(PROBLEM STATEMENT): Filter the records below down to lines containing "protokollok".

(STORED DATA):

• • • • • • •

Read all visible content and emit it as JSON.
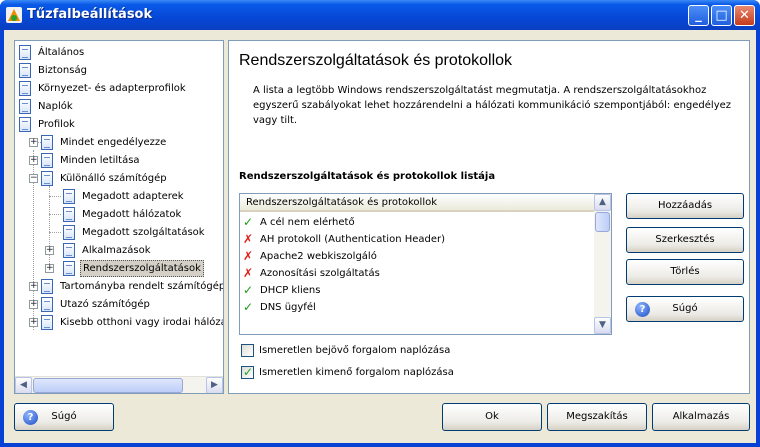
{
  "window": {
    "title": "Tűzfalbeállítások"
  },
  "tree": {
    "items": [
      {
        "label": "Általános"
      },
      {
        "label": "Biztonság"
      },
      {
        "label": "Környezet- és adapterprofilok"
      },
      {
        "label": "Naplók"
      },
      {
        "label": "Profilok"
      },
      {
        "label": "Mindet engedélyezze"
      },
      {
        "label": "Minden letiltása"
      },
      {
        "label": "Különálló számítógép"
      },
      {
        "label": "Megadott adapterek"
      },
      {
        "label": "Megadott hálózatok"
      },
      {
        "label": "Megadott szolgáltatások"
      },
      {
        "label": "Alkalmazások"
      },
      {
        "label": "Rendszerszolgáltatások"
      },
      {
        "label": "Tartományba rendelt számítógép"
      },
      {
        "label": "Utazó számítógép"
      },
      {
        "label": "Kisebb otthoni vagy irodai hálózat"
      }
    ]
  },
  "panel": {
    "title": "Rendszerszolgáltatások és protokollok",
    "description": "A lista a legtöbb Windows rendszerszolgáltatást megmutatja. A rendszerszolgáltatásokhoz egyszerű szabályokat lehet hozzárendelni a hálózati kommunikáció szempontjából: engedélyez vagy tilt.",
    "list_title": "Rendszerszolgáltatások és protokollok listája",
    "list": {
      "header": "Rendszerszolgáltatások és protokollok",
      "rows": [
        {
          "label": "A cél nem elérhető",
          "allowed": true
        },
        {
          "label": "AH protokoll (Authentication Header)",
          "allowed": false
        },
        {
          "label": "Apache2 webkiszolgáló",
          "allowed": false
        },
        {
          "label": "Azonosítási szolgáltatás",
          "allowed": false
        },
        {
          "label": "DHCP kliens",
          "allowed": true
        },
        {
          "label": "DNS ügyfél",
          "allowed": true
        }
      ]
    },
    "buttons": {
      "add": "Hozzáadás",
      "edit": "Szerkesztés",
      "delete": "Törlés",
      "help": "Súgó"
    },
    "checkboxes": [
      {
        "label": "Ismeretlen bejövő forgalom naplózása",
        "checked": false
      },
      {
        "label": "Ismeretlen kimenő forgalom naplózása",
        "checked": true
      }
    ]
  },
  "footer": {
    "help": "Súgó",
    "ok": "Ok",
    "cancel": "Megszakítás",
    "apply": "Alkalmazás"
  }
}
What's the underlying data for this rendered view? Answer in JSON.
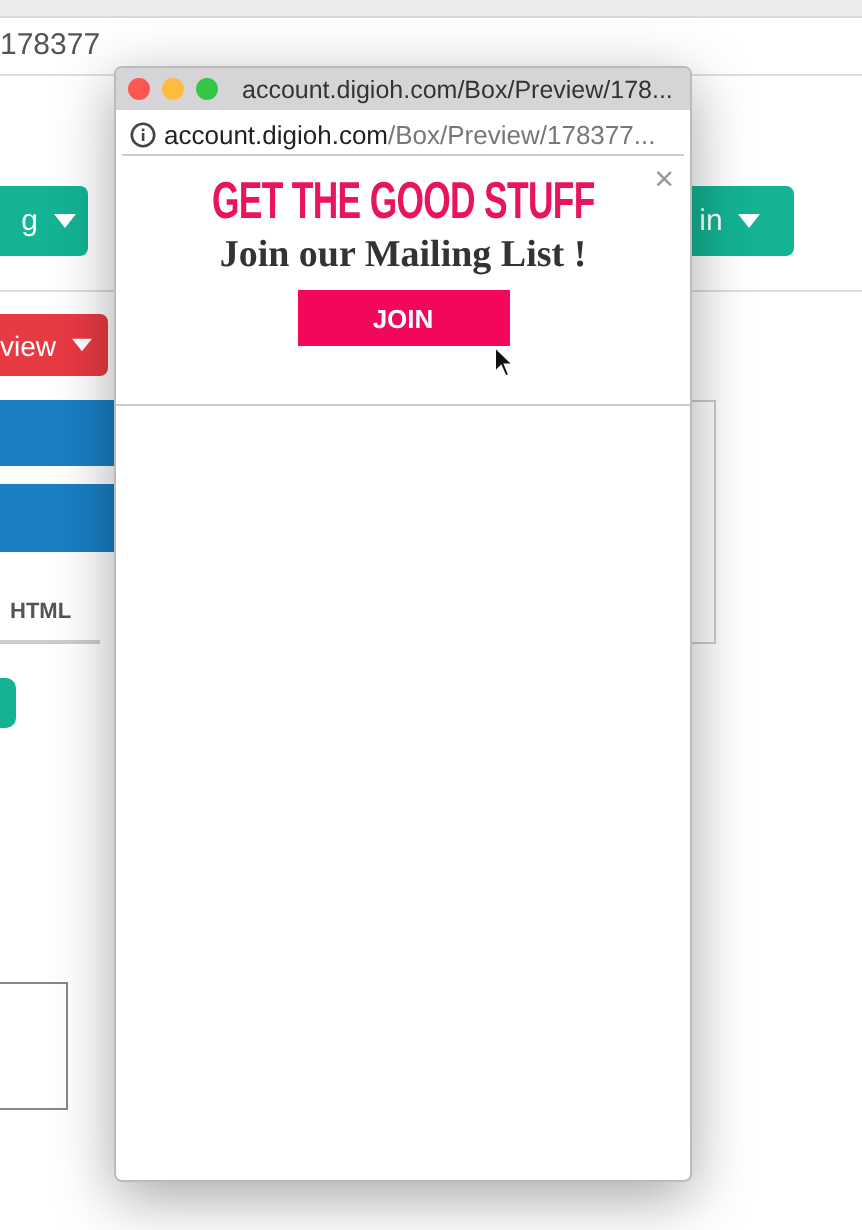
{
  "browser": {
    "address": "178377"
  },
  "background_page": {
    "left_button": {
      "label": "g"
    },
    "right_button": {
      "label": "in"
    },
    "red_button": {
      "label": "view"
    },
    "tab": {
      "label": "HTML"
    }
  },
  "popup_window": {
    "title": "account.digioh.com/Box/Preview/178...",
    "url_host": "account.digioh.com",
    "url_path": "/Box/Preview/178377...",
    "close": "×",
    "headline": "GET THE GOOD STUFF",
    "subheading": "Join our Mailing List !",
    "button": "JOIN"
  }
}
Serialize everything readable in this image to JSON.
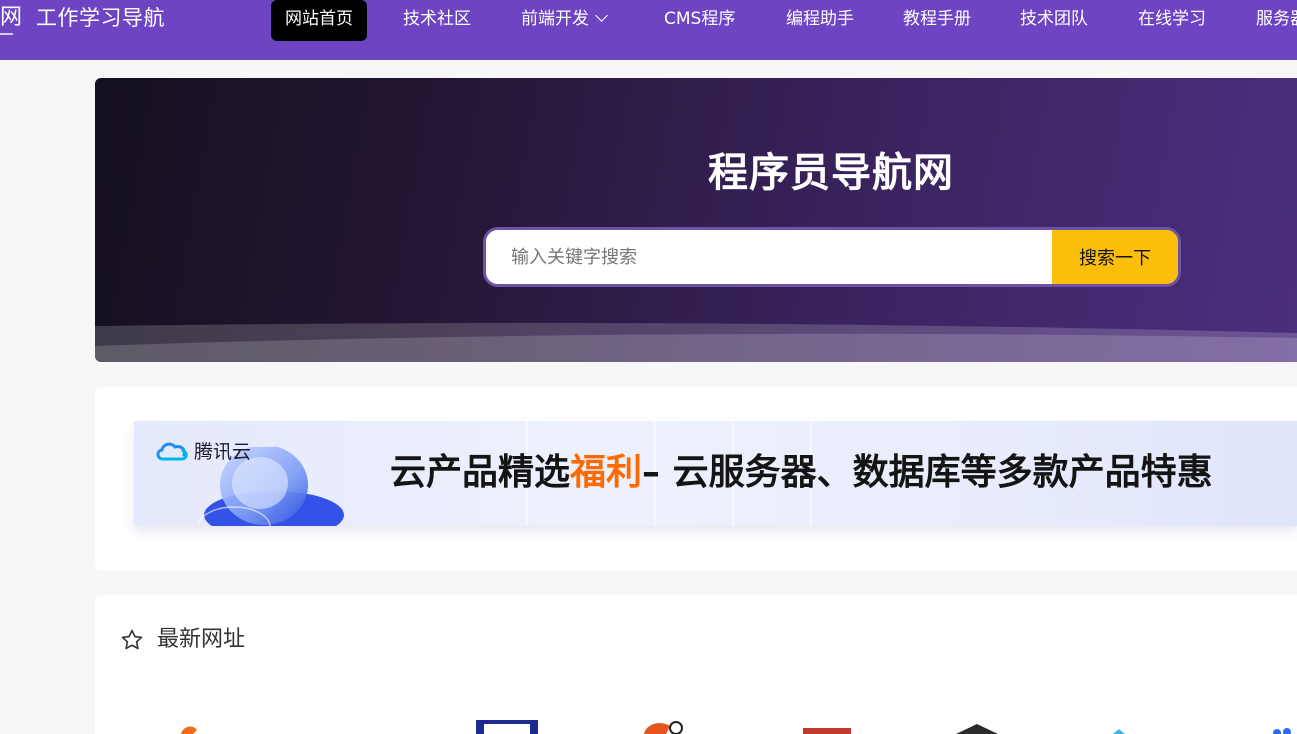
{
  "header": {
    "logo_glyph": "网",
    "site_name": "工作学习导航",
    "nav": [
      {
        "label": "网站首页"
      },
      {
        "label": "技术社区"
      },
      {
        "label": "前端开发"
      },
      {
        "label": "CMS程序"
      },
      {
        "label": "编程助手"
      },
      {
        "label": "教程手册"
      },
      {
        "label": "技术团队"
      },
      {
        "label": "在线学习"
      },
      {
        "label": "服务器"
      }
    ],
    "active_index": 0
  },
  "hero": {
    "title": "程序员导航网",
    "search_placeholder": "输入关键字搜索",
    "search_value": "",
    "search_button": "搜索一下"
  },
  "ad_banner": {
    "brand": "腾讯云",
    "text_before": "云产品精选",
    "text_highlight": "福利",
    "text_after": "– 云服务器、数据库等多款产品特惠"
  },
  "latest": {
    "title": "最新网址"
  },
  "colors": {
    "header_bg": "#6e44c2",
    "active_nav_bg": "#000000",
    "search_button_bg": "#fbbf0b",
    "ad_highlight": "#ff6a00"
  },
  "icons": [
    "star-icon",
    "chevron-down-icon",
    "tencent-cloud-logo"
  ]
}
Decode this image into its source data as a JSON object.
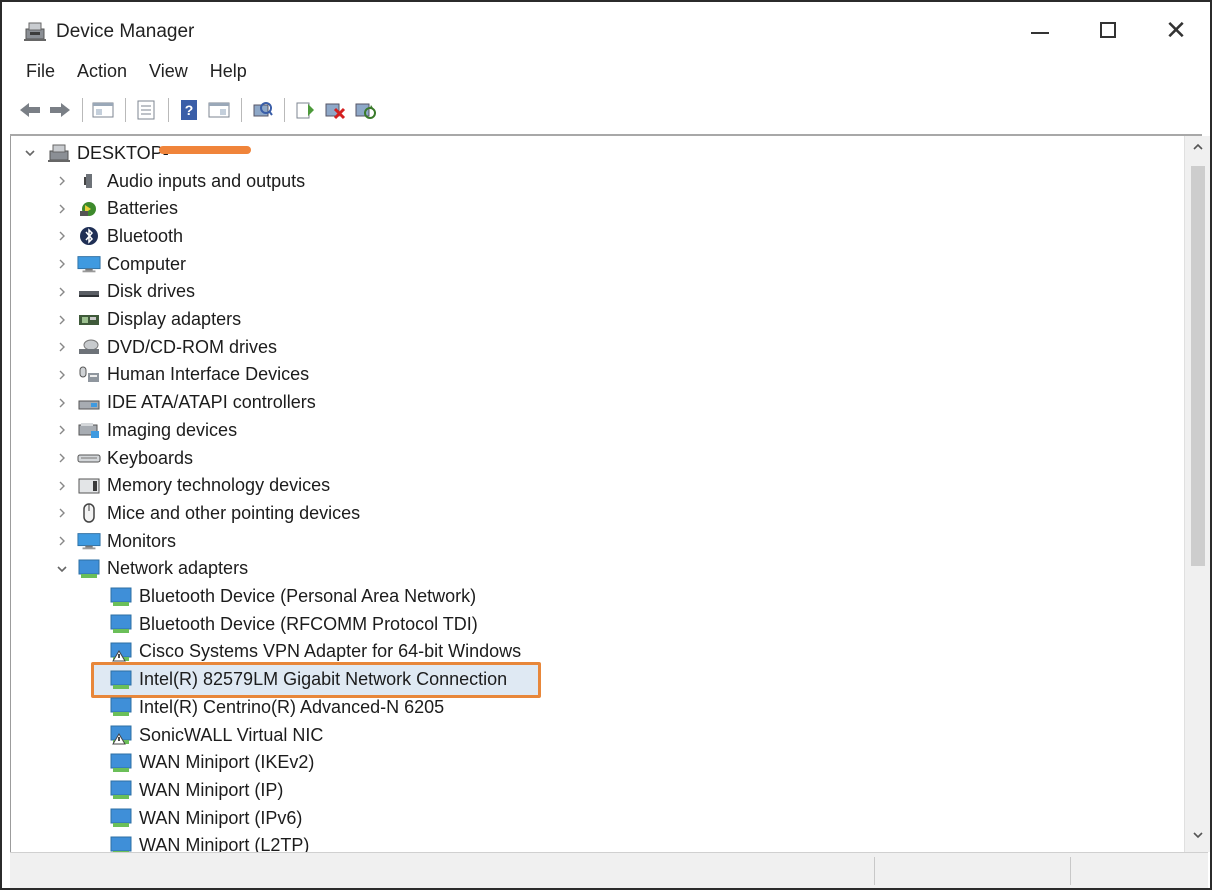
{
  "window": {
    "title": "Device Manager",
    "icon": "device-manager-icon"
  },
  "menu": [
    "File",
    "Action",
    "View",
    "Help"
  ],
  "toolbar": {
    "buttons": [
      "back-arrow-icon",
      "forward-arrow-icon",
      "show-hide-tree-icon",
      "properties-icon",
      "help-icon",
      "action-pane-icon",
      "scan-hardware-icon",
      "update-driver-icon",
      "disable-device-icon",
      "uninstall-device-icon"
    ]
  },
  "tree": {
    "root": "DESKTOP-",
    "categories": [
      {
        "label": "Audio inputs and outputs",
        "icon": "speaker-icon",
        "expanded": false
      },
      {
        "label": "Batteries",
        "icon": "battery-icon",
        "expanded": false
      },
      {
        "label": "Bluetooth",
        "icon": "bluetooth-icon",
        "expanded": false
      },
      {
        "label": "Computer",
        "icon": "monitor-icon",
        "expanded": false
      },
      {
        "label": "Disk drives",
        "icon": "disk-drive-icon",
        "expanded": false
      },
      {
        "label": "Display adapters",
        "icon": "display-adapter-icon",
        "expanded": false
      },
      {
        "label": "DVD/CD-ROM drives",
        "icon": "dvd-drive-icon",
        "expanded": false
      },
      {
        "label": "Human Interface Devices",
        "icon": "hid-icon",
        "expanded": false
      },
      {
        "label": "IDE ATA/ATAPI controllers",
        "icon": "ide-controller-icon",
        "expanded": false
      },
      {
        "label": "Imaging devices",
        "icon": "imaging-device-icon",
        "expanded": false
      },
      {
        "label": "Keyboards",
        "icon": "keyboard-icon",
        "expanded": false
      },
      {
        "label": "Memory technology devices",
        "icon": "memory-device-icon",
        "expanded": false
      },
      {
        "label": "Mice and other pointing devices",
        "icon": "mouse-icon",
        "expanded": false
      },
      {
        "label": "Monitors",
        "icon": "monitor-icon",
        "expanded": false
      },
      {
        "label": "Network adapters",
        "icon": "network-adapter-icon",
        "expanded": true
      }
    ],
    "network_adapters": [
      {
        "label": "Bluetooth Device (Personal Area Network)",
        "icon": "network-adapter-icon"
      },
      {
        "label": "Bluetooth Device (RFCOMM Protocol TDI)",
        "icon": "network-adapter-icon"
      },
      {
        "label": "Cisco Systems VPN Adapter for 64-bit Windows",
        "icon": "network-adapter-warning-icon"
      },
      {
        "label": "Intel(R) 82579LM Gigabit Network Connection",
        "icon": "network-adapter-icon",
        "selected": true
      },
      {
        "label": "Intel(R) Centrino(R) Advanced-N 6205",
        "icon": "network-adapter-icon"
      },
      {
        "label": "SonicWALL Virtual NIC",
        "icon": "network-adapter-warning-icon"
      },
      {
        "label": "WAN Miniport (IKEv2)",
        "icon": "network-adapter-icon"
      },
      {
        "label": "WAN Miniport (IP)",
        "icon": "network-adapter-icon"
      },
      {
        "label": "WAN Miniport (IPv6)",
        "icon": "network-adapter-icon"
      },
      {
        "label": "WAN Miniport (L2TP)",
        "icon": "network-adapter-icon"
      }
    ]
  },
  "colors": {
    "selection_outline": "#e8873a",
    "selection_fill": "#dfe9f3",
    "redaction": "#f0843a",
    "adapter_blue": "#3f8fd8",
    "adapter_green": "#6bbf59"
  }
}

• • • • • • •

(CORRECT RESPONSE):
    "title": "Rendszerszolgáltatások és protokollok",
    "list_title": "Rendszerszolgáltatások és protokollok listája",
      "header": "Rendszerszolgáltatások és protokollok",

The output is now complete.